▸ TASK DIRECTIONS
Using the listing below, report all lines holding the word "sensory".

Entries from a dataset
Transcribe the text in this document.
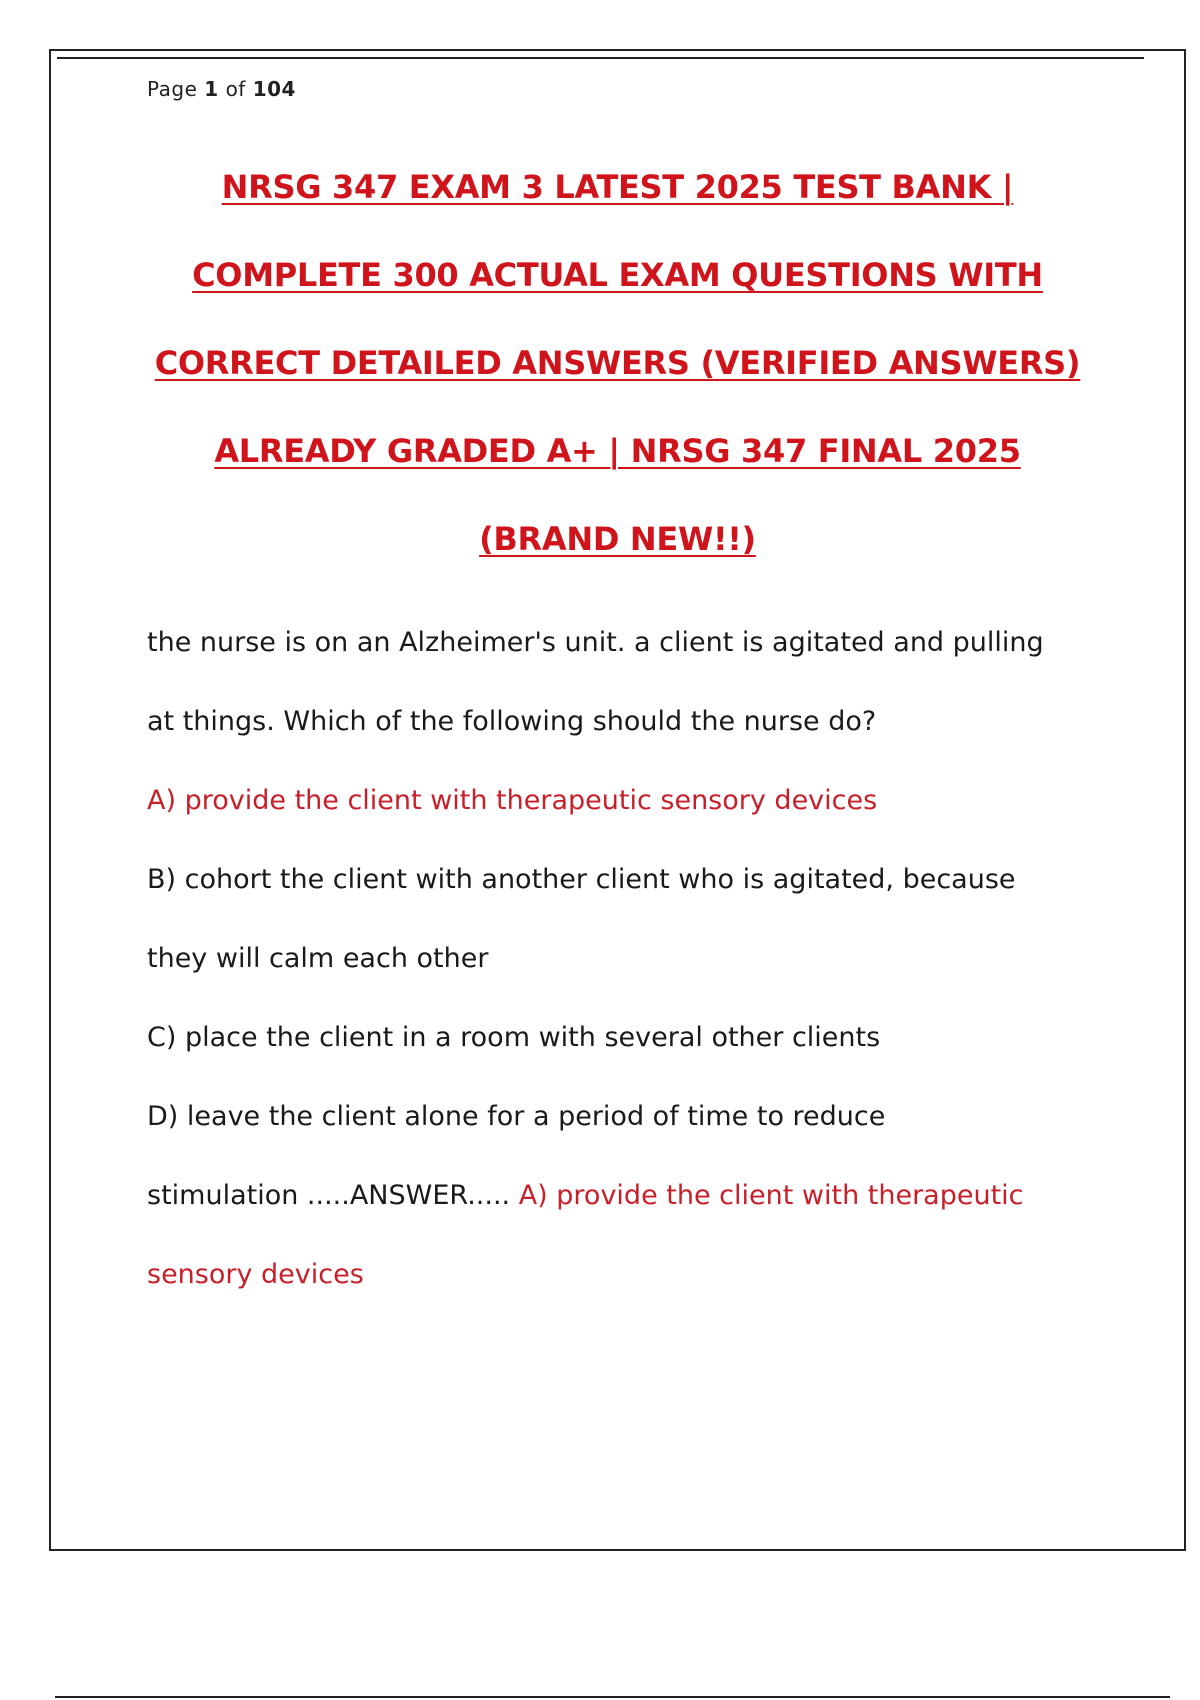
Page 1 of 104
NRSG 347 EXAM 3 LATEST 2025 TEST BANK |
COMPLETE 300 ACTUAL EXAM QUESTIONS WITH
CORRECT DETAILED ANSWERS (VERIFIED ANSWERS)
ALREADY GRADED A+ | NRSG 347 FINAL 2025
(BRAND NEW!!)

the nurse is on an Alzheimer's unit. a client is agitated and pulling

at things. Which of the following should the nurse do?

A) provide the client with therapeutic sensory devices

B) cohort the client with another client who is agitated, because

they will calm each other

C) place the client in a room with several other clients

D) leave the client alone for a period of time to reduce

stimulation .....ANSWER..... A) provide the client with therapeutic

sensory devices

▸ EXERCISE RESULT
A) provide the client with therapeutic sensory devices
sensory devices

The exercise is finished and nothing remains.